══ Data to use ══

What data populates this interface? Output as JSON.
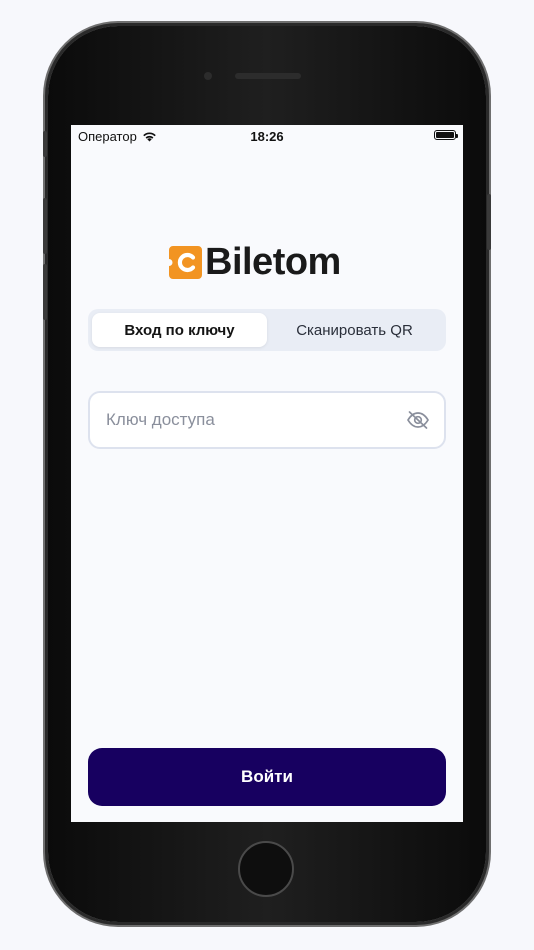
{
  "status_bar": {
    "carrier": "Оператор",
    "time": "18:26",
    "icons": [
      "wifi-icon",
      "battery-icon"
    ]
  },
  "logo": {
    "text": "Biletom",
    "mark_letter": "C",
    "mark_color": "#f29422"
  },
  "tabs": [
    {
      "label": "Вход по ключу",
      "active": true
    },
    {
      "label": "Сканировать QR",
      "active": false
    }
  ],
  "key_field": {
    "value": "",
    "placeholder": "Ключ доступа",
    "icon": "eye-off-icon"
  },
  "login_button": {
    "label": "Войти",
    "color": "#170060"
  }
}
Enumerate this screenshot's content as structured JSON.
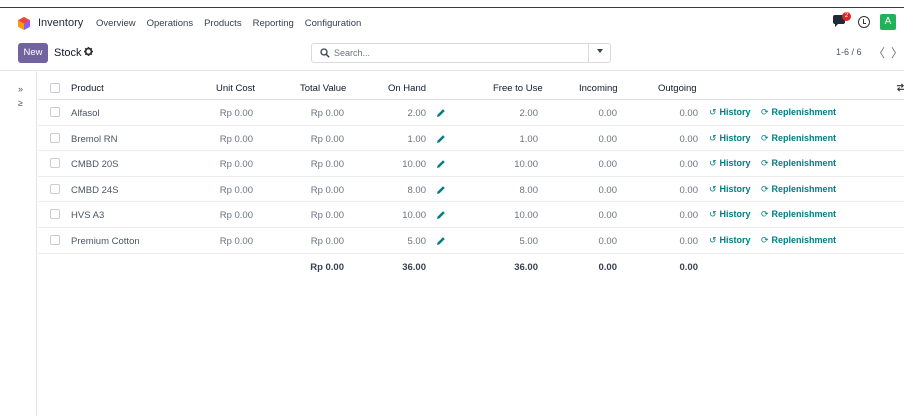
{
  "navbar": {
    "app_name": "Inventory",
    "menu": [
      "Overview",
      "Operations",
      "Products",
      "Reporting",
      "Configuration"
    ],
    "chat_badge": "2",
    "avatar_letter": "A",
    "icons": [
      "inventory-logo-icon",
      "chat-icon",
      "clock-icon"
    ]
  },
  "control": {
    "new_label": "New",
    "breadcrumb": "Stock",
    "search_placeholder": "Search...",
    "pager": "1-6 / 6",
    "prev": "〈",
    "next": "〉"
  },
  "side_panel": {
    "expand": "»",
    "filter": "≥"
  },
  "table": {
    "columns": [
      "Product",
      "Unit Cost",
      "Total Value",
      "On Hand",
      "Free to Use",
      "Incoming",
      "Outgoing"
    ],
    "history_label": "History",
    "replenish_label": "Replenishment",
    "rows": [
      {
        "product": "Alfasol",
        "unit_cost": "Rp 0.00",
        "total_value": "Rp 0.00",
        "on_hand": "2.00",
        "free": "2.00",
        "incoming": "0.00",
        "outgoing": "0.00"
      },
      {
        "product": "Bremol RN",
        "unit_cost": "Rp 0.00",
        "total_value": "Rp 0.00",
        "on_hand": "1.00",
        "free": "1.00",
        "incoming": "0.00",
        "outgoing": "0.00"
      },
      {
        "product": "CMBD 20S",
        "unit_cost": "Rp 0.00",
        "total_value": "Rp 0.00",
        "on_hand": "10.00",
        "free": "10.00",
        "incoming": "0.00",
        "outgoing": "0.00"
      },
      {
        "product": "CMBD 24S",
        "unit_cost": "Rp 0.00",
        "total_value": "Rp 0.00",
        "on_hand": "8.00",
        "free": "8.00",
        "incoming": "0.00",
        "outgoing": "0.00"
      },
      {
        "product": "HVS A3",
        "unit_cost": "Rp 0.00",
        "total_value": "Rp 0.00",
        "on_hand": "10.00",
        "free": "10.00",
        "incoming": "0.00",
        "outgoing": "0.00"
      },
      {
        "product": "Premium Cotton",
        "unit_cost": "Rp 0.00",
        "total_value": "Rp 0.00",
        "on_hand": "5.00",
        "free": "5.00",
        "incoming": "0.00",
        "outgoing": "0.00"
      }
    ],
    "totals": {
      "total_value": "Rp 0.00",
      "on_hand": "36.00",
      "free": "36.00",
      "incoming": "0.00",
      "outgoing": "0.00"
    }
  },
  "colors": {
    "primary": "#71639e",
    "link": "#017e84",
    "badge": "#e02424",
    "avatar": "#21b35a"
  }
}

═══
══ Data to use ══

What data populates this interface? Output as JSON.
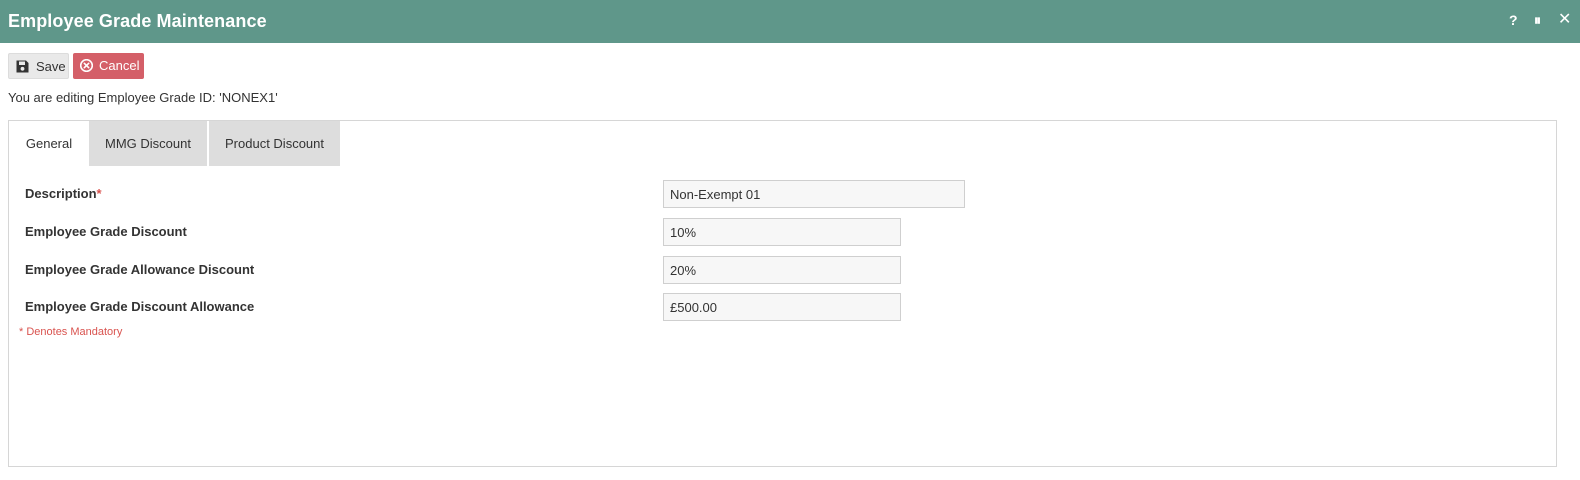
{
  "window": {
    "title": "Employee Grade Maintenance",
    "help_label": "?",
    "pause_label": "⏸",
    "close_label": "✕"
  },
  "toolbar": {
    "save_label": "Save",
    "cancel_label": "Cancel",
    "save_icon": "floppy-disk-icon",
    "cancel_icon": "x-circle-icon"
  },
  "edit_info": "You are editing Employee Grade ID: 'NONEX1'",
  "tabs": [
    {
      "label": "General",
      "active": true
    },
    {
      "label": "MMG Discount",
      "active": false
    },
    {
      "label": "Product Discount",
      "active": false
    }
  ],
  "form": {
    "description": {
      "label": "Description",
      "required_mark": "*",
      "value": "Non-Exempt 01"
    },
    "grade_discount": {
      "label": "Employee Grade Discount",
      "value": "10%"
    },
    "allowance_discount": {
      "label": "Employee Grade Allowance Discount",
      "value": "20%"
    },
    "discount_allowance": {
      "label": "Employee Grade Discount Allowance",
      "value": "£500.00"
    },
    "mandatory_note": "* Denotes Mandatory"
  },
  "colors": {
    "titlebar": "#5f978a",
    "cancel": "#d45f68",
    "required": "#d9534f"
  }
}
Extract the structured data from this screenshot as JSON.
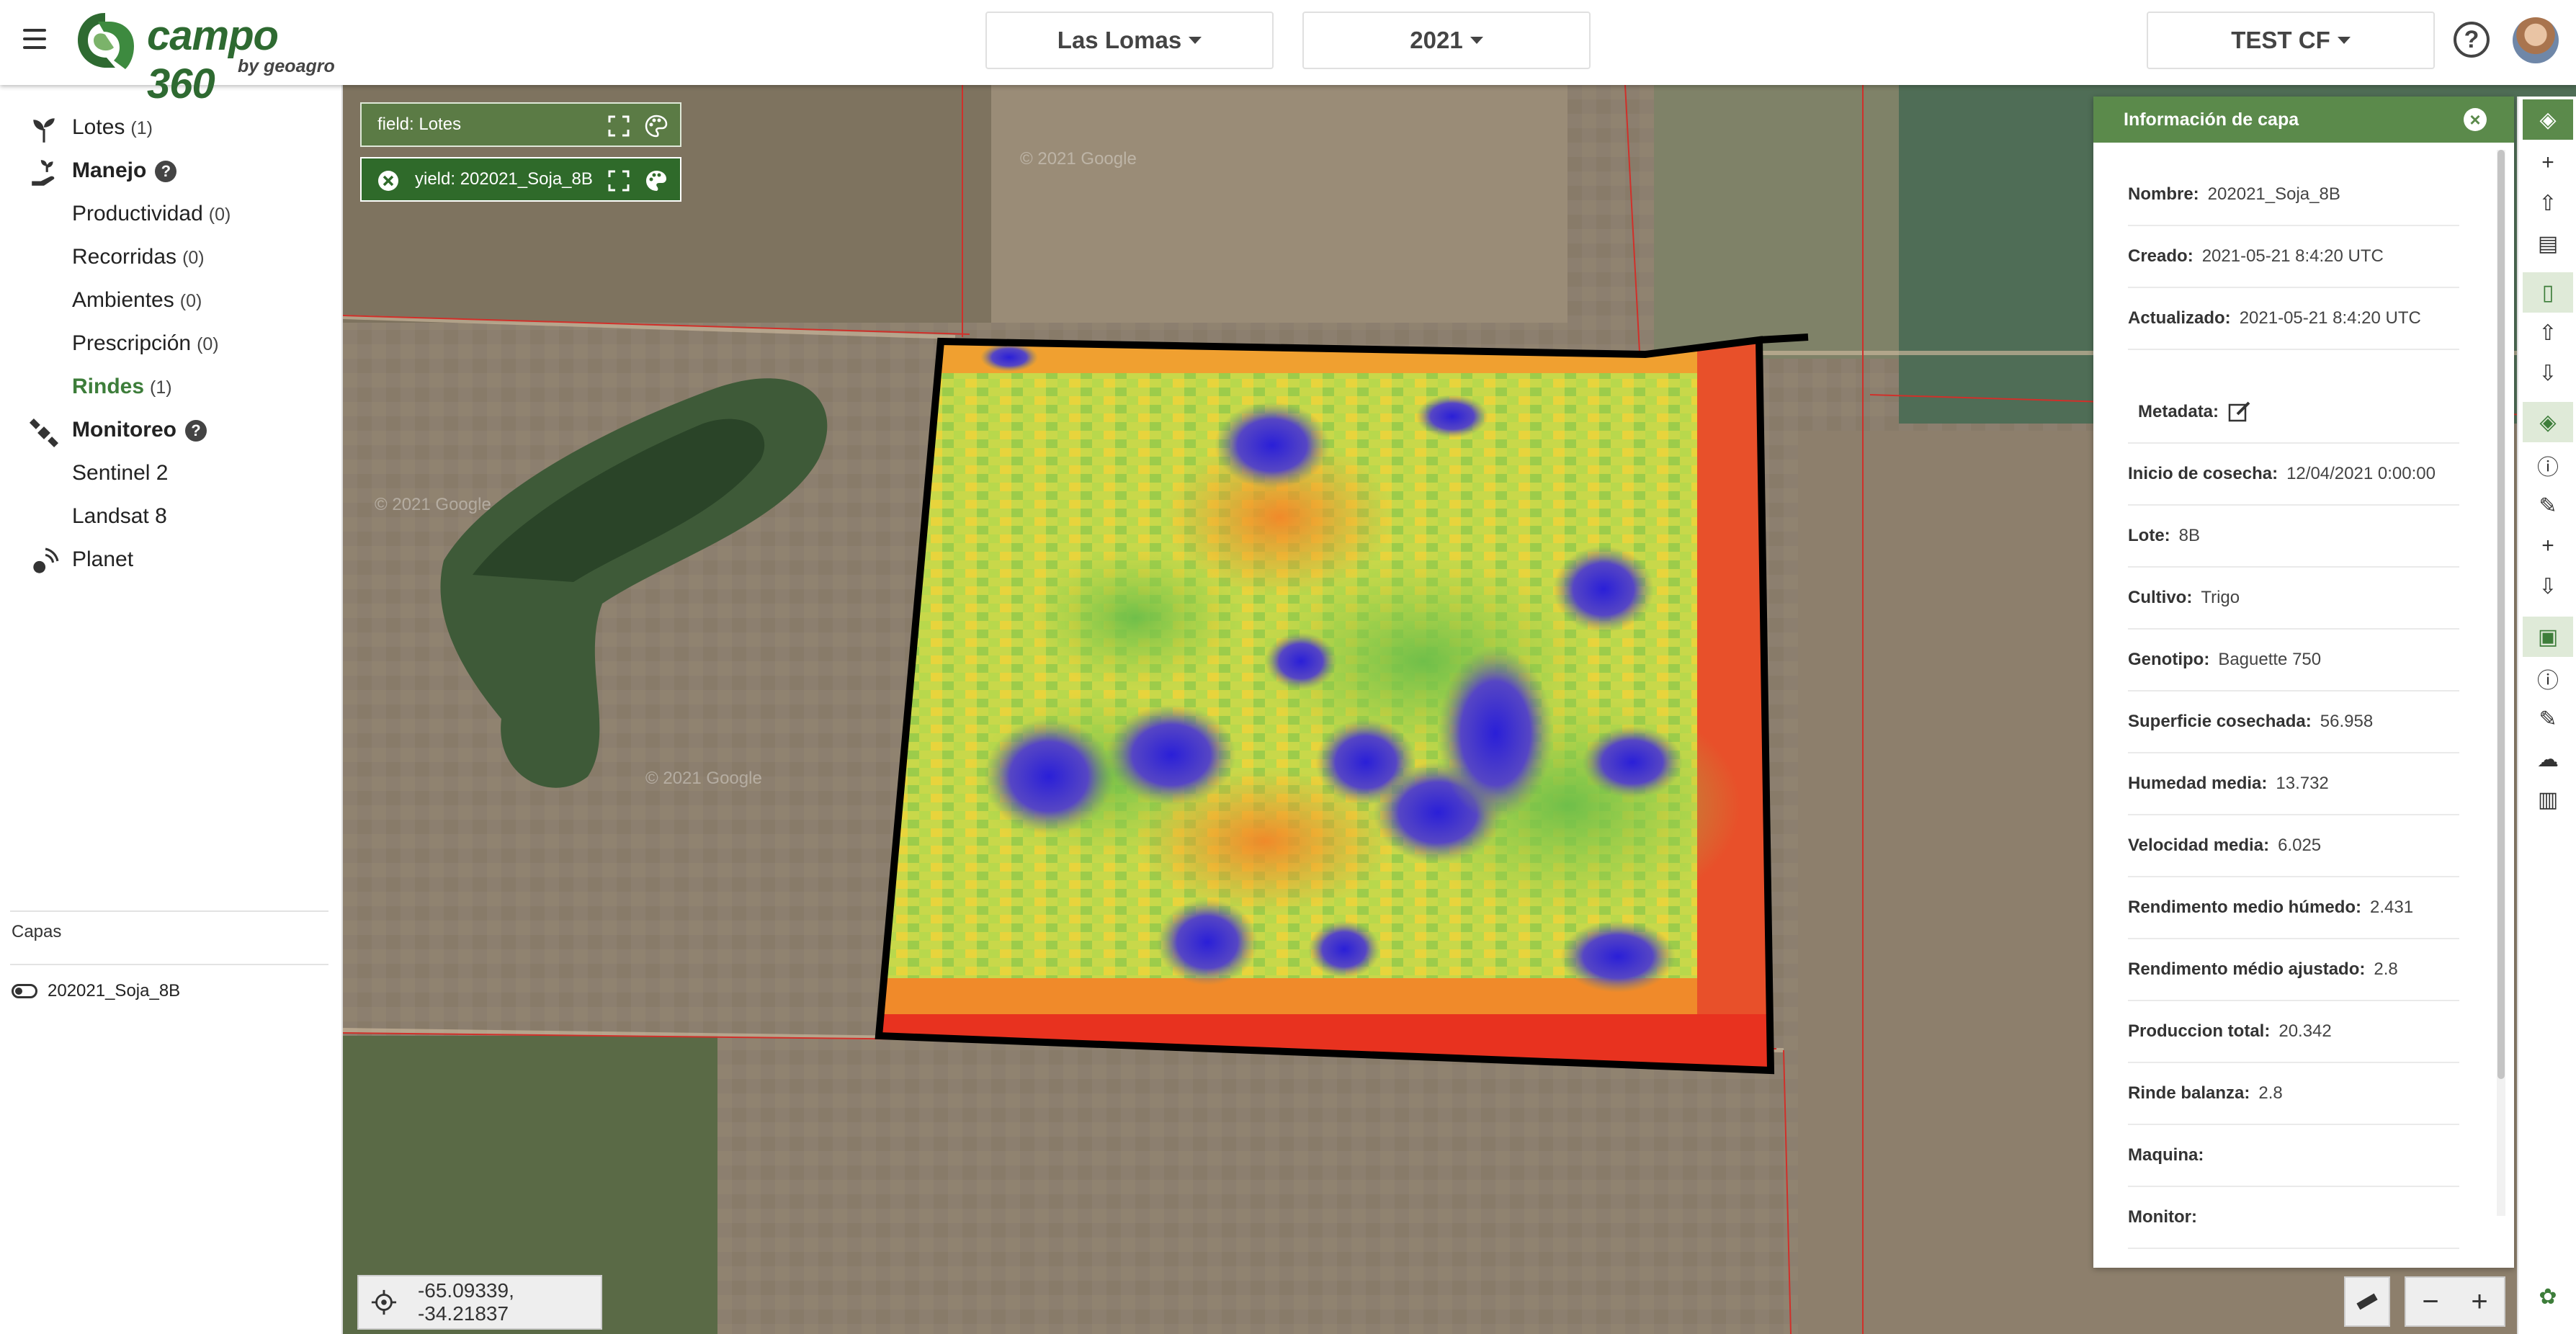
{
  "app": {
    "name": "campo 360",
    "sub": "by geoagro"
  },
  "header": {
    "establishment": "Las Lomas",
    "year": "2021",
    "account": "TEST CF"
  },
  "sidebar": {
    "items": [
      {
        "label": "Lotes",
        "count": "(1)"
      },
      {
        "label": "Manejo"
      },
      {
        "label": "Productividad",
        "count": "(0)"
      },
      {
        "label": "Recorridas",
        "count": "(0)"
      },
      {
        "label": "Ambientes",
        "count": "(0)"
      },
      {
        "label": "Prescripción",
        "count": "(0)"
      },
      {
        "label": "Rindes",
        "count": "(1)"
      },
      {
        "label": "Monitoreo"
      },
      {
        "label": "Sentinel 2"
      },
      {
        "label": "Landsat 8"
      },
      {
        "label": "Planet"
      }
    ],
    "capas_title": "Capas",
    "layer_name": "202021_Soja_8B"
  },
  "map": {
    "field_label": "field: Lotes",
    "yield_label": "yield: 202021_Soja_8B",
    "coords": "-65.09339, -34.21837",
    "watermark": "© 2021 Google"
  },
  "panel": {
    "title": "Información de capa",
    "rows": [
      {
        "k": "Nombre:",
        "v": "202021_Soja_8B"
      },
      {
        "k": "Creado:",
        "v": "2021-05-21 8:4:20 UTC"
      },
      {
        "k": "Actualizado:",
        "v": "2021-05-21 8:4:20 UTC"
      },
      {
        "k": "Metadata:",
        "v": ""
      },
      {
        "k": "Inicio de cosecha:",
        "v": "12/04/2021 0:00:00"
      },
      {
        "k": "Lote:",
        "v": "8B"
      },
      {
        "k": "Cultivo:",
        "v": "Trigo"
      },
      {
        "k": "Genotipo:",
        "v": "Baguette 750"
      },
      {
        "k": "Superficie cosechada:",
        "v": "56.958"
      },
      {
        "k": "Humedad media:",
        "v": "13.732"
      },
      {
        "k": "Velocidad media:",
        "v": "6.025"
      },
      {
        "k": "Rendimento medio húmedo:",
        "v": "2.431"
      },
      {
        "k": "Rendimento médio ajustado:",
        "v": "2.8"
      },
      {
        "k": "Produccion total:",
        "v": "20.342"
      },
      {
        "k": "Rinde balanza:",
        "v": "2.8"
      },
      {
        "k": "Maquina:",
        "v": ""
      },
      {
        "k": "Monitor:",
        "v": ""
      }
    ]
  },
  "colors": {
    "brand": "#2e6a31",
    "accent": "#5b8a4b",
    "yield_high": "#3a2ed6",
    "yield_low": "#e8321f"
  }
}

═══

Report how many lines of the entries hold the word "JSON". Nothing else is needed.

Response to this task —
4